Aim of the exercise: For each line below that includes the word "this", make a copy.

Input material:
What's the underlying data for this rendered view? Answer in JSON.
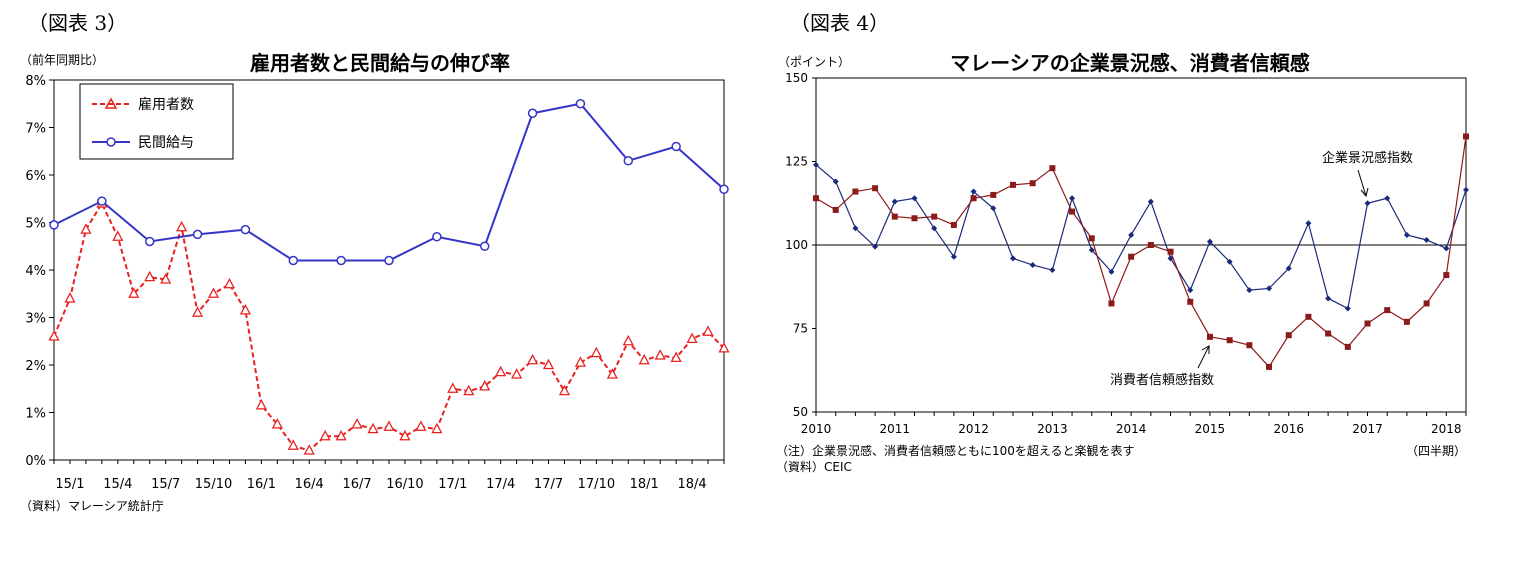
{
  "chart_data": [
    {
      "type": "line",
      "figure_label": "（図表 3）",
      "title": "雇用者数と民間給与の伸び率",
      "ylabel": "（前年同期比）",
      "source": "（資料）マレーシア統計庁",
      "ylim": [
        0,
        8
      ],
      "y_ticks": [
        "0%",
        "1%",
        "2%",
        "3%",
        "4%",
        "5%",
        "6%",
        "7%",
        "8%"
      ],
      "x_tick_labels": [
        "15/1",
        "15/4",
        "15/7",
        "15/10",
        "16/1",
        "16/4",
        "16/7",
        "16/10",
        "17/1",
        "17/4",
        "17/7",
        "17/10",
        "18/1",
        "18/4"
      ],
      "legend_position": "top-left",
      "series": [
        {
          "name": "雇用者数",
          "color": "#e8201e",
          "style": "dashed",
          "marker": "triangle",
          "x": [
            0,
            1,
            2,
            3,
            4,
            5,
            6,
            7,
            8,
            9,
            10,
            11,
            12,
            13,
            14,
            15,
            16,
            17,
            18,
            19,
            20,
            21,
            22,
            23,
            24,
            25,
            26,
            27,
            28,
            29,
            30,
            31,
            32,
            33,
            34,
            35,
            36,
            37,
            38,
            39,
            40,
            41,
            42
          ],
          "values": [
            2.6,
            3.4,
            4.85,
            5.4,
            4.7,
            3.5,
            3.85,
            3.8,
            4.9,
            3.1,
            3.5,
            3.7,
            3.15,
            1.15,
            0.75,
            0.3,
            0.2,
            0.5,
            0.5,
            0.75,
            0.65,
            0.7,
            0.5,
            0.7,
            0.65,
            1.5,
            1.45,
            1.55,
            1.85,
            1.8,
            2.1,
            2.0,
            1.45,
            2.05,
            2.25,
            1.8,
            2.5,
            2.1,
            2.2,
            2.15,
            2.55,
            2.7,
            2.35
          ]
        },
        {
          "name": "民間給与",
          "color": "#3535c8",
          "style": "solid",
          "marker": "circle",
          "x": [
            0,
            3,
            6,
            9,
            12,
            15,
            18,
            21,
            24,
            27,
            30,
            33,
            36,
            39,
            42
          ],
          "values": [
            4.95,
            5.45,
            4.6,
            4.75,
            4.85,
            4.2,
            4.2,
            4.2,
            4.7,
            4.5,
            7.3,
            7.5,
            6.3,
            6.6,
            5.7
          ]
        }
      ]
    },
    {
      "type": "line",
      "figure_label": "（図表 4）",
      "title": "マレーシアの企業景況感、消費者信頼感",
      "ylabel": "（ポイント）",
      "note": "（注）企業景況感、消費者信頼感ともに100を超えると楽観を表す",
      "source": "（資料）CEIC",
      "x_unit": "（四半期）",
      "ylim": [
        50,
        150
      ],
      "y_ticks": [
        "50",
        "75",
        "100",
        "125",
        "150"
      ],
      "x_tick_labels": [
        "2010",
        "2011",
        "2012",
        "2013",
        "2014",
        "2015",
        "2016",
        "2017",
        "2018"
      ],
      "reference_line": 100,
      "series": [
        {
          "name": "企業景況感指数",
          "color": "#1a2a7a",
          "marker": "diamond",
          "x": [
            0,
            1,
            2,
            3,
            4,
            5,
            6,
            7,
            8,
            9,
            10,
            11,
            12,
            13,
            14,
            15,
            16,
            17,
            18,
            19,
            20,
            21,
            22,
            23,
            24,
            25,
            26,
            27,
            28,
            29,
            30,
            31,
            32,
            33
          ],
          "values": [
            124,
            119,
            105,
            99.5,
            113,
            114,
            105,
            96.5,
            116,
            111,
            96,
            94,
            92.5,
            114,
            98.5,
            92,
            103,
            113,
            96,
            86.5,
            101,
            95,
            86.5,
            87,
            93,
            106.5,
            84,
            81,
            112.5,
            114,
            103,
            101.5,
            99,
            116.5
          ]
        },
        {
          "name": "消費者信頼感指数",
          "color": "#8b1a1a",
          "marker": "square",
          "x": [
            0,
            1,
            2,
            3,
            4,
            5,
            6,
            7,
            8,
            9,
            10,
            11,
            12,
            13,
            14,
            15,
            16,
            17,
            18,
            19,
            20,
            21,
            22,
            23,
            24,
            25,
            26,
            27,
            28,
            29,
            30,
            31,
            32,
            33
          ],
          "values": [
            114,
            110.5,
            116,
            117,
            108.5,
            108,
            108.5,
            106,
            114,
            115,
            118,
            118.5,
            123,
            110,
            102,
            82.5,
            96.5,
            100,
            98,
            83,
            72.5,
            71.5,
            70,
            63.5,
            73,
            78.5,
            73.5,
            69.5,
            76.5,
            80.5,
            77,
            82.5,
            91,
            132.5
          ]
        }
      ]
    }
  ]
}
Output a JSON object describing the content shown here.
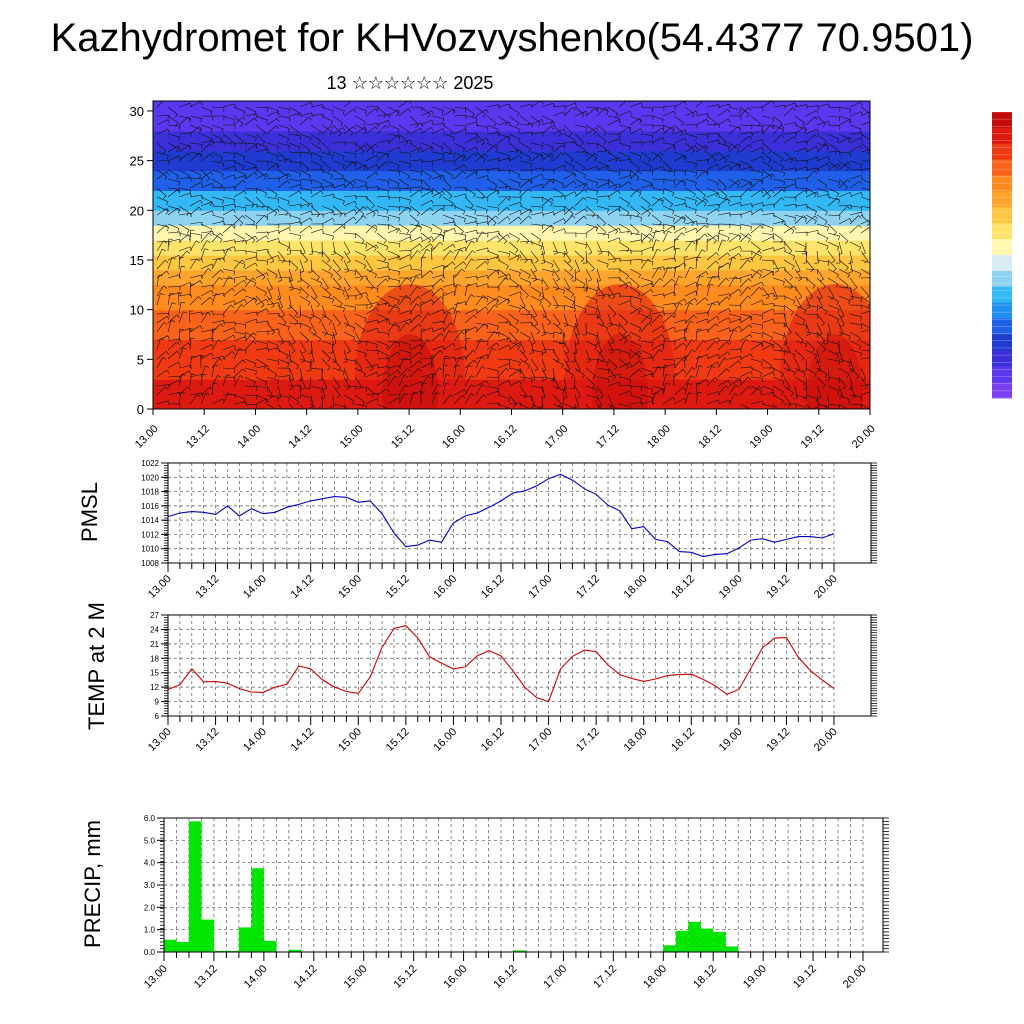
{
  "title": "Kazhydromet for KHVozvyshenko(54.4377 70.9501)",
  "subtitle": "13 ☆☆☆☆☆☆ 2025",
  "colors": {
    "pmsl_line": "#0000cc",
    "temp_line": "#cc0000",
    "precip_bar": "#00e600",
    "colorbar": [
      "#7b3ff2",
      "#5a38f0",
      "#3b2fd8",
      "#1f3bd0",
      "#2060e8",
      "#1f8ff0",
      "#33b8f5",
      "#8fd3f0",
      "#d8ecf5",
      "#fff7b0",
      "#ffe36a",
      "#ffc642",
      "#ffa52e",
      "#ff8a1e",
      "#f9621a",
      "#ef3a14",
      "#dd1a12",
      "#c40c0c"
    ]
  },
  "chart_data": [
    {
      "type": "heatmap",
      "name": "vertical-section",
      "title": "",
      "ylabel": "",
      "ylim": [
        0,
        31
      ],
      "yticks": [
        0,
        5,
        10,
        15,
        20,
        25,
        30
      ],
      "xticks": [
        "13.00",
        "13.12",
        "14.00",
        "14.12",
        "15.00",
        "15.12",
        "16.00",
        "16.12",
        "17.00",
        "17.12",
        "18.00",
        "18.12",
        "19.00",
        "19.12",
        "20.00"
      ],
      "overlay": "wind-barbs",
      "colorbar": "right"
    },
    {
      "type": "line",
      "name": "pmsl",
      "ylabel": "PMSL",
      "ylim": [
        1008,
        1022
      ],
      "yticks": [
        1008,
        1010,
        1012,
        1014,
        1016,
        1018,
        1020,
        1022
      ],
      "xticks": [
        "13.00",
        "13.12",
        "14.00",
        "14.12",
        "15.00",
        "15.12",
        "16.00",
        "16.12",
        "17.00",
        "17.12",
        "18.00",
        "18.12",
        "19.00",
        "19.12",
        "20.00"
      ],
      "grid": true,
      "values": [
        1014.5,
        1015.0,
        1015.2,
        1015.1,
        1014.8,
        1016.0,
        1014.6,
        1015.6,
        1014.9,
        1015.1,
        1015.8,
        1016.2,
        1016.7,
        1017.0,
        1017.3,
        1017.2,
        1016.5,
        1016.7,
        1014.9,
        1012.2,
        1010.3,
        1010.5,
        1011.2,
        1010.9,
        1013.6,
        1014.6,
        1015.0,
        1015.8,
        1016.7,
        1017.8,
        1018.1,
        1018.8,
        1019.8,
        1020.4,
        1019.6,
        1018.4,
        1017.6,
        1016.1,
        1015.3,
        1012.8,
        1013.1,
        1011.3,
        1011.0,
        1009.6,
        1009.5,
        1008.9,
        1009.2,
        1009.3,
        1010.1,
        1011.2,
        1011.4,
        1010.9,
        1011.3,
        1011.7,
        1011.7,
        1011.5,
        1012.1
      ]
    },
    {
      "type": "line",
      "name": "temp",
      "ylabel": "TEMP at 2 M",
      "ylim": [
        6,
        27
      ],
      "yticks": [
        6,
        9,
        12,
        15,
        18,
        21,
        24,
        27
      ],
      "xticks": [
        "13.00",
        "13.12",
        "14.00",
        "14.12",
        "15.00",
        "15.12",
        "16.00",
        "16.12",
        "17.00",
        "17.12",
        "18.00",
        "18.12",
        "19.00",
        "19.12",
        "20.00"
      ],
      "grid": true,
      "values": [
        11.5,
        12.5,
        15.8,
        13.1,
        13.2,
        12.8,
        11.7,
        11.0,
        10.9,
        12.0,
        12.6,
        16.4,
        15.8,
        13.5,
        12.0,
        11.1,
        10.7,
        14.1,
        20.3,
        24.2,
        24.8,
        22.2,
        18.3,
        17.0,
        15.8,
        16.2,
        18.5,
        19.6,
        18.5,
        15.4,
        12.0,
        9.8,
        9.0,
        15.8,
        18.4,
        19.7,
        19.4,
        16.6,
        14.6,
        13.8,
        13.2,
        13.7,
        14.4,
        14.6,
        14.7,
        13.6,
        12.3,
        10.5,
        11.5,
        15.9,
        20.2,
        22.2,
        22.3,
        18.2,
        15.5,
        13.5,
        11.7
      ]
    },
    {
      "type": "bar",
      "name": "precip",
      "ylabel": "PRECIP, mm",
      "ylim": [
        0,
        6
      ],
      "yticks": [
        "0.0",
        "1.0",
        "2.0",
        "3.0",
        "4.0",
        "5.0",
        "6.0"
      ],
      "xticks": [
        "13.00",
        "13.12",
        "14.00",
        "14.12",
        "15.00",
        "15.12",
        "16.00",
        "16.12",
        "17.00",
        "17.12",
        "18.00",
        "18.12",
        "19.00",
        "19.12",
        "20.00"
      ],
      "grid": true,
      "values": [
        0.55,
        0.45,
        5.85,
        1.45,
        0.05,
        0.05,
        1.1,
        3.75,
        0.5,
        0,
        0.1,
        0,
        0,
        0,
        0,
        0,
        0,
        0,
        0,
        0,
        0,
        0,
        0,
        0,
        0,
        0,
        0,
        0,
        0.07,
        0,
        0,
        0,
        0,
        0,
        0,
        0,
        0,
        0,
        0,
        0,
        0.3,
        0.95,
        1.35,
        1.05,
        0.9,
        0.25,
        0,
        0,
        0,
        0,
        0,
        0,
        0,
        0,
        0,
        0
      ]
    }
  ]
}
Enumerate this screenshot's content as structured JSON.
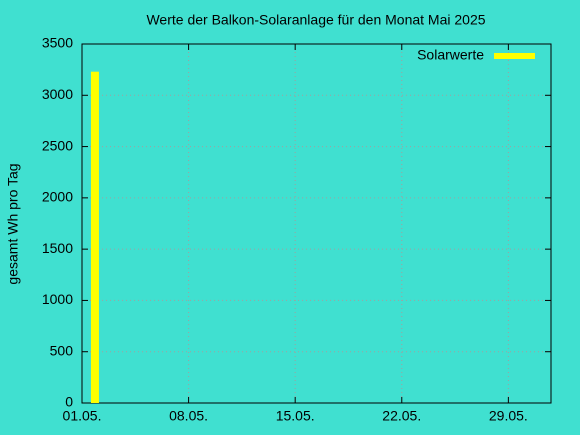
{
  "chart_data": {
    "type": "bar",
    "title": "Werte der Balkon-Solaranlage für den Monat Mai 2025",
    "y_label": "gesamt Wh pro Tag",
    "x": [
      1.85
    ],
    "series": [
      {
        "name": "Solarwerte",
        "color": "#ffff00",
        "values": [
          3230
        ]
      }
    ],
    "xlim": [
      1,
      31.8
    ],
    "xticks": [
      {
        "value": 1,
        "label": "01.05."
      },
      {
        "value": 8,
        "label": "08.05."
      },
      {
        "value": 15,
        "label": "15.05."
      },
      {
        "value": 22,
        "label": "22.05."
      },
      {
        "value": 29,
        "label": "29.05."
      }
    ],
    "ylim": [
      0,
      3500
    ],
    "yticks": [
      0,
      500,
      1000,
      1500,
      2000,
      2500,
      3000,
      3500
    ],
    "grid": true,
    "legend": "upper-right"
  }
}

Exercise result:
What's the underlying data for this rendered view? Answer in JSON.
Enumerate this screenshot's content as structured JSON.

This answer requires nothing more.